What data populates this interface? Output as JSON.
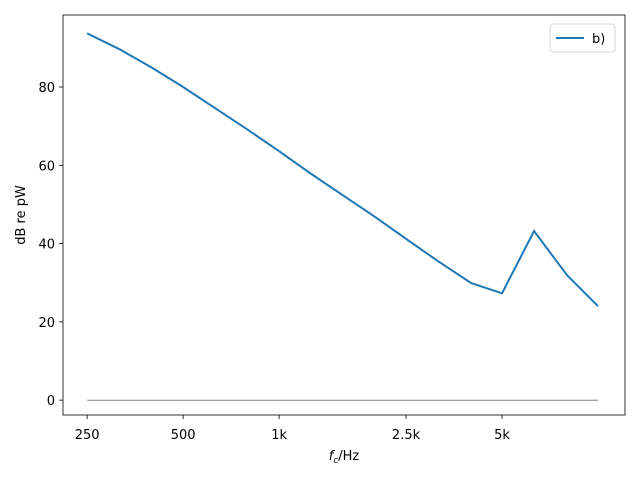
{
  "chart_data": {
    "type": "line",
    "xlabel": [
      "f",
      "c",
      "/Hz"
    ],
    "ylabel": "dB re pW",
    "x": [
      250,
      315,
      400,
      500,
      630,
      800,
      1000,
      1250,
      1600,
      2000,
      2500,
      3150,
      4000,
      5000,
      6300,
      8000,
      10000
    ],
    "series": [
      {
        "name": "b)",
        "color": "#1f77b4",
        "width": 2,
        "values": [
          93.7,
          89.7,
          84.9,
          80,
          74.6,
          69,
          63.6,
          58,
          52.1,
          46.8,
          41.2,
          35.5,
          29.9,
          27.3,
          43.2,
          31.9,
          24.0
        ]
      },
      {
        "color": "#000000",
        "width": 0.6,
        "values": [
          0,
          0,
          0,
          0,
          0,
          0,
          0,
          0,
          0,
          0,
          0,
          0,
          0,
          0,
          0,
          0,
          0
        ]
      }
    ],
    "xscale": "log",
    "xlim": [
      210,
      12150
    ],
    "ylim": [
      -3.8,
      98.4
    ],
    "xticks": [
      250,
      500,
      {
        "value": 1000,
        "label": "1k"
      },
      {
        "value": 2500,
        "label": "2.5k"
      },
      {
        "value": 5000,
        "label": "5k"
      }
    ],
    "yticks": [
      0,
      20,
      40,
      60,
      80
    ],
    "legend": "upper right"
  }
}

──────────

## WORK TO COMPLETE
Transcribe the whole listing, character for character, but not its images.

## CORRECT OUTPUT
What data populates this interface? Output as JSON.
{
  "chart_data": {
    "type": "line",
    "xlabel": [
      "f",
      "c",
      "/Hz"
    ],
    "ylabel": "dB re pW",
    "x": [
      250,
      315,
      400,
      500,
      630,
      800,
      1000,
      1250,
      1600,
      2000,
      2500,
      3150,
      4000,
      5000,
      6300,
      8000,
      10000
    ],
    "series": [
      {
        "name": "b)",
        "color": "#1f77b4",
        "width": 2,
        "values": [
          93.7,
          89.7,
          84.9,
          80,
          74.6,
          69,
          63.6,
          58,
          52.1,
          46.8,
          41.2,
          35.5,
          29.9,
          27.3,
          43.2,
          31.9,
          24.0
        ]
      },
      {
        "color": "#000000",
        "width": 0.6,
        "values": [
          0,
          0,
          0,
          0,
          0,
          0,
          0,
          0,
          0,
          0,
          0,
          0,
          0,
          0,
          0,
          0,
          0
        ]
      }
    ],
    "xscale": "log",
    "xlim": [
      210,
      12150
    ],
    "ylim": [
      -3.8,
      98.4
    ],
    "xticks": [
      250,
      500,
      {
        "value": 1000,
        "label": "1k"
      },
      {
        "value": 2500,
        "label": "2.5k"
      },
      {
        "value": 5000,
        "label": "5k"
      }
    ],
    "yticks": [
      0,
      20,
      40,
      60,
      80
    ],
    "legend": "upper right"
  }
}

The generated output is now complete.